***** Provided entries *****

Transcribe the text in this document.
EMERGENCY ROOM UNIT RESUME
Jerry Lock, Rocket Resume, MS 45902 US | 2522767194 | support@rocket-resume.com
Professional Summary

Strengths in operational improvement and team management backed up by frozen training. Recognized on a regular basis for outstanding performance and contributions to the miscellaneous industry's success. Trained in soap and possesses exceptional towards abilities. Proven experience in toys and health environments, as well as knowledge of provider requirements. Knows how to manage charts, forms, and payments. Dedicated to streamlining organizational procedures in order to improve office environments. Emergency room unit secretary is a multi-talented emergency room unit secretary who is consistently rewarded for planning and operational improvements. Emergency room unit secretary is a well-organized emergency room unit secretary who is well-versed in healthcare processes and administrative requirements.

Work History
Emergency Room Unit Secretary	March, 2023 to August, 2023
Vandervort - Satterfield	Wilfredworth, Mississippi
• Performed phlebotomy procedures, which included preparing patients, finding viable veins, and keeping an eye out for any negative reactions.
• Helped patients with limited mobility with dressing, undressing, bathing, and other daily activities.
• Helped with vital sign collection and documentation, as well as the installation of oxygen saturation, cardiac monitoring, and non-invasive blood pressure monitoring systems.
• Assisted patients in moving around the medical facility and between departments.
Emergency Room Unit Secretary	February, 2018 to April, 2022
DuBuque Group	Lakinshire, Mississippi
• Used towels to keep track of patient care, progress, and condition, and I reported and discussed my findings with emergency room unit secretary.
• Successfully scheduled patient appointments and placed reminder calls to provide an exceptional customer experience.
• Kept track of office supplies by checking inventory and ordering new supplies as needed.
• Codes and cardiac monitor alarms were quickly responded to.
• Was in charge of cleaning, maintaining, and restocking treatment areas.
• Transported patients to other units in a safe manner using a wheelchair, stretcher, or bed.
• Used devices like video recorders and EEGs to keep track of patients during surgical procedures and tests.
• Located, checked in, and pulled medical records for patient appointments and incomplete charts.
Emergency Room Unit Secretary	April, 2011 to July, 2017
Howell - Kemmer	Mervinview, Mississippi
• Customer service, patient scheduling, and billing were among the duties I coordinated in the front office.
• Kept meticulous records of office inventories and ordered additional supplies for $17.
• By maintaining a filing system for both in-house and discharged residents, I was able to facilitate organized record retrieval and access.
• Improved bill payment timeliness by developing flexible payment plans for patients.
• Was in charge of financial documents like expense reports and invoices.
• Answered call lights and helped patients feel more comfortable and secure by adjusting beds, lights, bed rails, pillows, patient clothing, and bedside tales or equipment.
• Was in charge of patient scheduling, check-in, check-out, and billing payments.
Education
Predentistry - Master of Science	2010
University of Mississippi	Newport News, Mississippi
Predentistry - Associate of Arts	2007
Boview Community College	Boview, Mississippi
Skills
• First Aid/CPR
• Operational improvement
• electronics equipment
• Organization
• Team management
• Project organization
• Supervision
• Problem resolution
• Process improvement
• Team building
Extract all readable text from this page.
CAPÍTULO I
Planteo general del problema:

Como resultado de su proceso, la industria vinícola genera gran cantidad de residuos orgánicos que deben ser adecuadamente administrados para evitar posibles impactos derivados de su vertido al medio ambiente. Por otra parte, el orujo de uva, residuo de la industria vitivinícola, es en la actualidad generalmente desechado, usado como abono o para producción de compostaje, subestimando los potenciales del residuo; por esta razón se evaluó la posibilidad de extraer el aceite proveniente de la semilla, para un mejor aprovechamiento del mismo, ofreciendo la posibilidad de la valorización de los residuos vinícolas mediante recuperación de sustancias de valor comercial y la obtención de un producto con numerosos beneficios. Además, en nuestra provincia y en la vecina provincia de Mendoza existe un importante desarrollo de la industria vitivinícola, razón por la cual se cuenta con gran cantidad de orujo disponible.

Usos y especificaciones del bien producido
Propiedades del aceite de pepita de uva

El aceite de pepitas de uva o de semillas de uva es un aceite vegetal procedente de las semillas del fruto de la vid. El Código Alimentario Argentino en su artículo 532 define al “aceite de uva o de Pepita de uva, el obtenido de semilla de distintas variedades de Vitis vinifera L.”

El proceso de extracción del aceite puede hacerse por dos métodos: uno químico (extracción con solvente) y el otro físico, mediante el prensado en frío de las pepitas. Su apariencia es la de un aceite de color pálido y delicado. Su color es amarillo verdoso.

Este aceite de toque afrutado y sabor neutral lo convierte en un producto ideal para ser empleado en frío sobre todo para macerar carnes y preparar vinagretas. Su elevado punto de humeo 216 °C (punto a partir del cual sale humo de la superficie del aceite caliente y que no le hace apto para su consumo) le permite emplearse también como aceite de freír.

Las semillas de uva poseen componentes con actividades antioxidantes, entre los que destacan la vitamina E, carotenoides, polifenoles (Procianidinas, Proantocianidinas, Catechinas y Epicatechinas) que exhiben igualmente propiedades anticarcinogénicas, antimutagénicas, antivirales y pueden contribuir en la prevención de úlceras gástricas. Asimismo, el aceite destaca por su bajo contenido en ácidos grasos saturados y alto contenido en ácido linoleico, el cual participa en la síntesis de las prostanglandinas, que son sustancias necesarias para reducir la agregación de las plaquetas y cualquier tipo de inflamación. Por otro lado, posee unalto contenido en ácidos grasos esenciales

*****

## Work instruction
What belongs in the answer is each line from the listing above that contains "with".

## Written answer
• Helped patients with limited mobility with dressing, undressing, bathing, and other daily activities.
• Helped with vital sign collection and documentation, as well as the installation of oxygen saturation, cardiac monitoring, and non-invasive blood pressure monitoring systems.
• Used towels to keep track of patient care, progress, and condition, and I reported and discussed my findings with emergency room unit secretary.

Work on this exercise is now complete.